§ **Description of the task**: Collect each line of the records containing the string "posição".

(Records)
** start **

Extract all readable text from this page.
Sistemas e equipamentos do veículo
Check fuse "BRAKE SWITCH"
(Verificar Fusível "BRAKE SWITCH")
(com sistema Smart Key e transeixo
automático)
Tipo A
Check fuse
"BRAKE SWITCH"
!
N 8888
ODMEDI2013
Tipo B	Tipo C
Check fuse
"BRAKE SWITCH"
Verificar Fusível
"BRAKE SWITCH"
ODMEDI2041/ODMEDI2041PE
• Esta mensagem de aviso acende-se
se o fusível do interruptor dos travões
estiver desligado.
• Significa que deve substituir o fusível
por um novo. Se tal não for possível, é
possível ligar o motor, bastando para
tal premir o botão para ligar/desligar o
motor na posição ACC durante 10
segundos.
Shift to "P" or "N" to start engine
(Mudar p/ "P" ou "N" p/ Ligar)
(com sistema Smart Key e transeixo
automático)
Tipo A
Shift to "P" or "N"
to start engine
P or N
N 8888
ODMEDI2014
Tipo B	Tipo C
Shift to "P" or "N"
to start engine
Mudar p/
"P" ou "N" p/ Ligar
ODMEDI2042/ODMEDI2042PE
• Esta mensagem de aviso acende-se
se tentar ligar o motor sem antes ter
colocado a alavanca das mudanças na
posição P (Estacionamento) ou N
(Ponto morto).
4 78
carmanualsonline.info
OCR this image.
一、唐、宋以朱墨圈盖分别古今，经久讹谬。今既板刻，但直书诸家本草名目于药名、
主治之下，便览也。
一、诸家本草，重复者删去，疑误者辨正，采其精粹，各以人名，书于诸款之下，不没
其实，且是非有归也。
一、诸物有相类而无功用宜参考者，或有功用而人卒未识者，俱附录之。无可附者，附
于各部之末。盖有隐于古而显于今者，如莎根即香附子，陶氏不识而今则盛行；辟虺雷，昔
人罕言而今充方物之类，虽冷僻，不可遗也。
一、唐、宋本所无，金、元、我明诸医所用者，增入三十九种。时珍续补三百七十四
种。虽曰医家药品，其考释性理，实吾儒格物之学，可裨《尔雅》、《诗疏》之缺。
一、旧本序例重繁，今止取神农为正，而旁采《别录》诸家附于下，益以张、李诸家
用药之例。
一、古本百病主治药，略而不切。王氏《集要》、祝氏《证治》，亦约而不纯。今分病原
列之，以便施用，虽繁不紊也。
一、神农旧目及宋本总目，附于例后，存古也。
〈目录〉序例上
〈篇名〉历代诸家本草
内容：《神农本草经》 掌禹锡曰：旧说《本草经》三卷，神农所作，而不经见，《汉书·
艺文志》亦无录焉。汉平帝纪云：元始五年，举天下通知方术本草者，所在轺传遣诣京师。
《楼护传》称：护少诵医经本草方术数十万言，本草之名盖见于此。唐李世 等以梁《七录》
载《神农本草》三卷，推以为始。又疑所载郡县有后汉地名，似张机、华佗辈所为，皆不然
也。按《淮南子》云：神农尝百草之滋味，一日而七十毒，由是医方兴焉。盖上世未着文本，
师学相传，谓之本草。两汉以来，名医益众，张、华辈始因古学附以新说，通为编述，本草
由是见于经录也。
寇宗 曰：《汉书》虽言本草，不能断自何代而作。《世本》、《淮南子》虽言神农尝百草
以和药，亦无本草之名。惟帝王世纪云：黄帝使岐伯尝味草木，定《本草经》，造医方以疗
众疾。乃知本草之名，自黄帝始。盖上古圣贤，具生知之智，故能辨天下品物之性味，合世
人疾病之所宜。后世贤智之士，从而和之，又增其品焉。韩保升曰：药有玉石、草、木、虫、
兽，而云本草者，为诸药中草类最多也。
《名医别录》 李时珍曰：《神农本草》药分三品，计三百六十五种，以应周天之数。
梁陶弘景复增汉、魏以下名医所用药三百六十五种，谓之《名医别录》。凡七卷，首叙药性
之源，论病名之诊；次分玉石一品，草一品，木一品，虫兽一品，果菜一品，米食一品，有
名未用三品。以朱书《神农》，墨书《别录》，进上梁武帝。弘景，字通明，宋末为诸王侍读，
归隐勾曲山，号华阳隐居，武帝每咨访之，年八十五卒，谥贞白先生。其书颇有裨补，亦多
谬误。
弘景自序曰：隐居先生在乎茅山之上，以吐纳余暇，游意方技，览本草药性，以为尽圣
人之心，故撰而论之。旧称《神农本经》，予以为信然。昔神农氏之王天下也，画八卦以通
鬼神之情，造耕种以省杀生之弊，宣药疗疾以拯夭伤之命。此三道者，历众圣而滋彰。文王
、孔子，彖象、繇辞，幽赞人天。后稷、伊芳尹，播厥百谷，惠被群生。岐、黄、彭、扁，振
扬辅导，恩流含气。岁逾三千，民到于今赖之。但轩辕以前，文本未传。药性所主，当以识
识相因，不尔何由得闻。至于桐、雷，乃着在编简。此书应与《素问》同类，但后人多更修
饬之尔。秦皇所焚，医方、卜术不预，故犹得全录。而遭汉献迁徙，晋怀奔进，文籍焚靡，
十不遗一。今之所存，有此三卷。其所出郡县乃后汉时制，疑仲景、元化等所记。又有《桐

** end **

§ **The output**:
motor na posição ACC durante 10
posição P (Estacionamento) ou N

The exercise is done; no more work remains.